| SHORT EXERCISE |
Wherever a line holds the string "einer", copy that line.

Saved entries:
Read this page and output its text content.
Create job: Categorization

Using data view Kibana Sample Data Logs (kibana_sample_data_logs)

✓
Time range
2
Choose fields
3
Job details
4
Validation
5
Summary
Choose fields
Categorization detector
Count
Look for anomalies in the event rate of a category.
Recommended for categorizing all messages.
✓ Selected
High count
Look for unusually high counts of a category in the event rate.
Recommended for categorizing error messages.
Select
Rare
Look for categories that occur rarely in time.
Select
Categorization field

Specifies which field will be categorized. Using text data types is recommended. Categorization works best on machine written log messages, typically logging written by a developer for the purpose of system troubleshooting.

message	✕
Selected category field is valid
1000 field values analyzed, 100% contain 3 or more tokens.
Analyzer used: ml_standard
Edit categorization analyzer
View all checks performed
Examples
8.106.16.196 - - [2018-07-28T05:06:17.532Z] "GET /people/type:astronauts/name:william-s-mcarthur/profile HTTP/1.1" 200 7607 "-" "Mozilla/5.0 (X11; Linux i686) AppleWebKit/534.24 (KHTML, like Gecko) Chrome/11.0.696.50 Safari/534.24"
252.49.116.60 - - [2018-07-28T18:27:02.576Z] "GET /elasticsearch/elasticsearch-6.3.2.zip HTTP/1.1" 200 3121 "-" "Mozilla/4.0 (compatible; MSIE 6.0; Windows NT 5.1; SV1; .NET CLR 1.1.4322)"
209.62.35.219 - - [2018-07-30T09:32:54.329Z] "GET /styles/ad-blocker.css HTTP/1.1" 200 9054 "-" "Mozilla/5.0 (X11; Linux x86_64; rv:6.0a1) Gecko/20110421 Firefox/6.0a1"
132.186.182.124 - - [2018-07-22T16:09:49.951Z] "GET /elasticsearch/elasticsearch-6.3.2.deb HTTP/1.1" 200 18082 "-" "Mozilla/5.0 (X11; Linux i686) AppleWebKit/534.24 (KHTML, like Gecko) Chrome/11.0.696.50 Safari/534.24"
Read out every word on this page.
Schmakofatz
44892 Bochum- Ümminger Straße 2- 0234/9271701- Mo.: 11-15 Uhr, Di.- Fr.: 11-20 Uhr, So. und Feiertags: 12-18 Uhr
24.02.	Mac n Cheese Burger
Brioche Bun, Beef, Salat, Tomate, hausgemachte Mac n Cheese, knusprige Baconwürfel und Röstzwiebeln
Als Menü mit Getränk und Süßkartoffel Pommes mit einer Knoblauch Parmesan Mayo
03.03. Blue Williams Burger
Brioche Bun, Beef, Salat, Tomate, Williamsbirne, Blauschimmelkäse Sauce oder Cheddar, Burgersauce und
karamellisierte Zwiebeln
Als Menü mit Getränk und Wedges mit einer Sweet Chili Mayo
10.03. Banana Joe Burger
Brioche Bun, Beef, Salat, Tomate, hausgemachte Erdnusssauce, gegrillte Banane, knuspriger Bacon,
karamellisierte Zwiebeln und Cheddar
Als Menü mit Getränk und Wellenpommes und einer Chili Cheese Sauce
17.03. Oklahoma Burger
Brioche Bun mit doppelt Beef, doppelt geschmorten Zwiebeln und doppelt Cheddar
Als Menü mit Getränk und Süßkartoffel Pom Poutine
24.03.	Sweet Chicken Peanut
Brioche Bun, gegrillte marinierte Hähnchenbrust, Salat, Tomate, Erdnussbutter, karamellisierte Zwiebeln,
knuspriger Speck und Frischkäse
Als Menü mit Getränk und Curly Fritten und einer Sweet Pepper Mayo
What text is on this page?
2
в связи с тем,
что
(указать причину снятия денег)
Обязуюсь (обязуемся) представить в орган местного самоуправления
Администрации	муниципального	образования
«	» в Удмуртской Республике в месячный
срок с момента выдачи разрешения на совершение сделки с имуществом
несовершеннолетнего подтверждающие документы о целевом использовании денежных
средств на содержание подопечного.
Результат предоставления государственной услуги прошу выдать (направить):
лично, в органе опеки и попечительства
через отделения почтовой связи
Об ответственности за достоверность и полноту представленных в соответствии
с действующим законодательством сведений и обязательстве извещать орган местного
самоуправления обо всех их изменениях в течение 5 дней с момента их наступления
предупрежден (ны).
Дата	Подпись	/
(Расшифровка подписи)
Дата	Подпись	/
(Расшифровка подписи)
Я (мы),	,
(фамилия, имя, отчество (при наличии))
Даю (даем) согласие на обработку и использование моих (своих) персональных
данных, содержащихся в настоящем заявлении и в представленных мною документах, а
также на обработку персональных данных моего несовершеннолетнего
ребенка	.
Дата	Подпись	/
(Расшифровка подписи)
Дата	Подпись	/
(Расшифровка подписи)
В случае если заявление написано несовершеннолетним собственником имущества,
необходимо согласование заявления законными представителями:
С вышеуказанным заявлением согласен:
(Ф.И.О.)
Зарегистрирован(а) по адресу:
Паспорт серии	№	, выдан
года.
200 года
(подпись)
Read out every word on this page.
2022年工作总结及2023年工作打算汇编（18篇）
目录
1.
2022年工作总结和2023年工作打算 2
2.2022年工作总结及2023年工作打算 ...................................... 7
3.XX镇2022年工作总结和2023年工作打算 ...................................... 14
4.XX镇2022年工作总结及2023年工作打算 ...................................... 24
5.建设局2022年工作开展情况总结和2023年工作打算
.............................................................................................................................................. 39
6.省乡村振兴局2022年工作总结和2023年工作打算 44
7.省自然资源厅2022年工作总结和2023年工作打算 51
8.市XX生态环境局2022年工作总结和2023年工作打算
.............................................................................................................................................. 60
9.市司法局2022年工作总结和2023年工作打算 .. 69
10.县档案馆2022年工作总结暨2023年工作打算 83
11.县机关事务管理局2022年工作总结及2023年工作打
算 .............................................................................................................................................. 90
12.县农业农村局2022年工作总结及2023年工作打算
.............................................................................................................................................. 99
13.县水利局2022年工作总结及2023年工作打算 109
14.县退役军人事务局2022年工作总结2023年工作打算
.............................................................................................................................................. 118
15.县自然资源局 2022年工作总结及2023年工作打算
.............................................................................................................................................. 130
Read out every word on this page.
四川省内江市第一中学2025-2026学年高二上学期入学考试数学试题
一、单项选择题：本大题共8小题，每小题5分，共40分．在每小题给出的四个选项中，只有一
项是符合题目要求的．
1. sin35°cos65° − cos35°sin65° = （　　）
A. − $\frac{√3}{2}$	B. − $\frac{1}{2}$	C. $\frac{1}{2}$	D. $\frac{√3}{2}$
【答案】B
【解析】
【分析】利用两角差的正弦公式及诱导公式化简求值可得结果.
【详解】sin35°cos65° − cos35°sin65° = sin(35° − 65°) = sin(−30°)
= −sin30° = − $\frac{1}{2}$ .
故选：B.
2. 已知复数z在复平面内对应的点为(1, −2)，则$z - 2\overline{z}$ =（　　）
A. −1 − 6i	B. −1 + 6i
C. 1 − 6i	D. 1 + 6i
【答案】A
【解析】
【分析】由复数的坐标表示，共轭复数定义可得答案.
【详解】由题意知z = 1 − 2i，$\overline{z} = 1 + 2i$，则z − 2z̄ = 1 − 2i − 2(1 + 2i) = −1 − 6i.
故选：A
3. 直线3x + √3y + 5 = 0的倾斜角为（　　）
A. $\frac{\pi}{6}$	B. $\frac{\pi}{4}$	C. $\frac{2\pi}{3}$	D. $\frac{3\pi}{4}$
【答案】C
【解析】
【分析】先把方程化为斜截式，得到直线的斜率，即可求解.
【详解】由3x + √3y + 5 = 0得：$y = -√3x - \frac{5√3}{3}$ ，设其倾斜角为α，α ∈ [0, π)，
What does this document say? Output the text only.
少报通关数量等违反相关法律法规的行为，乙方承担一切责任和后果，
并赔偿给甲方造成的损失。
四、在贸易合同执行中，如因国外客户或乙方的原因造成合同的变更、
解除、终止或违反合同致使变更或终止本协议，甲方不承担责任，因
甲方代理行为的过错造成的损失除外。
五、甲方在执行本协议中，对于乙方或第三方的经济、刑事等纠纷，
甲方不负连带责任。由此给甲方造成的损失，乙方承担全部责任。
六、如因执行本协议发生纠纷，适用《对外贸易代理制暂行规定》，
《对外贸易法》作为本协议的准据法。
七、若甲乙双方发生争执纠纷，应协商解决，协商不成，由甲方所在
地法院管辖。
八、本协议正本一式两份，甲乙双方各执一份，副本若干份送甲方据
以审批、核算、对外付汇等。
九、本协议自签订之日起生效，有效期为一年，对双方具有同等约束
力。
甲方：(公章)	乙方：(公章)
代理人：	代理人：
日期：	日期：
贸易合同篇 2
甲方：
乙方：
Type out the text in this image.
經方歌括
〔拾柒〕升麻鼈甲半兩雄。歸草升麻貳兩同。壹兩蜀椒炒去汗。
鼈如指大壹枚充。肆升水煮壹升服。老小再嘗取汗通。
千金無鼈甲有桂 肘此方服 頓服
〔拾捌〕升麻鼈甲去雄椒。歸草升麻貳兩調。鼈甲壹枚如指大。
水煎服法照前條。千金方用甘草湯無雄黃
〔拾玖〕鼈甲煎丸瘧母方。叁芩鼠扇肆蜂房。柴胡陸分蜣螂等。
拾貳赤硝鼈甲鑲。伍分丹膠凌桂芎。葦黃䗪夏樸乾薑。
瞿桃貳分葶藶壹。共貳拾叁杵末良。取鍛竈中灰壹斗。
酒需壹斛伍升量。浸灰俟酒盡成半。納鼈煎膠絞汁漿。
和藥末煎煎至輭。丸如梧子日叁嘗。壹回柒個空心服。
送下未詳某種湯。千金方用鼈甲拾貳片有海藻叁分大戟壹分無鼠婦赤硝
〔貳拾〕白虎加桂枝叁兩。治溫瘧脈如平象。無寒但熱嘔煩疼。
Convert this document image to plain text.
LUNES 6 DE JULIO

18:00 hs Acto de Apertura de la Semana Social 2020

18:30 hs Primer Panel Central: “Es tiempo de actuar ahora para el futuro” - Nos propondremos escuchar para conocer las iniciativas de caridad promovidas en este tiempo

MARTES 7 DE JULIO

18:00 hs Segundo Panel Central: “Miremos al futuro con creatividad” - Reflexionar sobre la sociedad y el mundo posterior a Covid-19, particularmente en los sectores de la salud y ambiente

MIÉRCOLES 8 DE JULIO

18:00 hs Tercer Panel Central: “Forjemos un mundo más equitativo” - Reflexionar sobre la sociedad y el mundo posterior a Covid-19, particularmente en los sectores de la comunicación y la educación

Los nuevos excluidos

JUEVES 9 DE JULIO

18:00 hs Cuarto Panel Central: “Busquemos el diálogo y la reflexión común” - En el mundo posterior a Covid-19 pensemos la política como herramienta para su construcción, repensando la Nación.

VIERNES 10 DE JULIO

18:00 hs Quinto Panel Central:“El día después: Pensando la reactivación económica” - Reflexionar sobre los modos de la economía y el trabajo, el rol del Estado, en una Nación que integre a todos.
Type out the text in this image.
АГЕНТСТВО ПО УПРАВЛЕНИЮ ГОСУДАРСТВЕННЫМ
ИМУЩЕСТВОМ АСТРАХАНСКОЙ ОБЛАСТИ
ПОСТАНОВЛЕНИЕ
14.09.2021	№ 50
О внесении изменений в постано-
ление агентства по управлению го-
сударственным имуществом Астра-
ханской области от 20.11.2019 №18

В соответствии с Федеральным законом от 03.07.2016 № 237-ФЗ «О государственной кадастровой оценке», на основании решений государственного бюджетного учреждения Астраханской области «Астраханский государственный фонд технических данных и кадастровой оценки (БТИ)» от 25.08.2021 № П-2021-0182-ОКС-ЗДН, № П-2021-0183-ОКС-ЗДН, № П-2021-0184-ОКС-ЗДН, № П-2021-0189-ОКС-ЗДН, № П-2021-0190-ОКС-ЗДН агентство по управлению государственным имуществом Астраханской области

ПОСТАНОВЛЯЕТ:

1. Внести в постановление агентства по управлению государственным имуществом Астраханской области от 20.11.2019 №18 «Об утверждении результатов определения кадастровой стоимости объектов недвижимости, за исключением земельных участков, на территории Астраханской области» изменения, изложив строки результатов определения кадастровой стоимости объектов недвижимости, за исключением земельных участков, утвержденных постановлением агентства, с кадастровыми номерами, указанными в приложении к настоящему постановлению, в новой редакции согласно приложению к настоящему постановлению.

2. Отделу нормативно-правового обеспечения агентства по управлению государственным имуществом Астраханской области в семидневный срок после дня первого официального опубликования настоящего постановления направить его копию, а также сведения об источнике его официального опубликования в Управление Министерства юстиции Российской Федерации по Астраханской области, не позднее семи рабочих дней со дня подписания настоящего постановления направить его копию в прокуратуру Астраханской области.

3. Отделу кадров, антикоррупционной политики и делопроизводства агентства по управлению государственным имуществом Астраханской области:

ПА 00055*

| WRITTEN ANSWER |
Als Menü mit Getränk und Süßkartoffel Pommes mit einer Knoblauch Parmesan Mayo
Als Menü mit Getränk und Wedges mit einer Sweet Chili Mayo
Als Menü mit Getränk und Wellenpommes und einer Chili Cheese Sauce
Als Menü mit Getränk und Curly Fritten und einer Sweet Pepper Mayo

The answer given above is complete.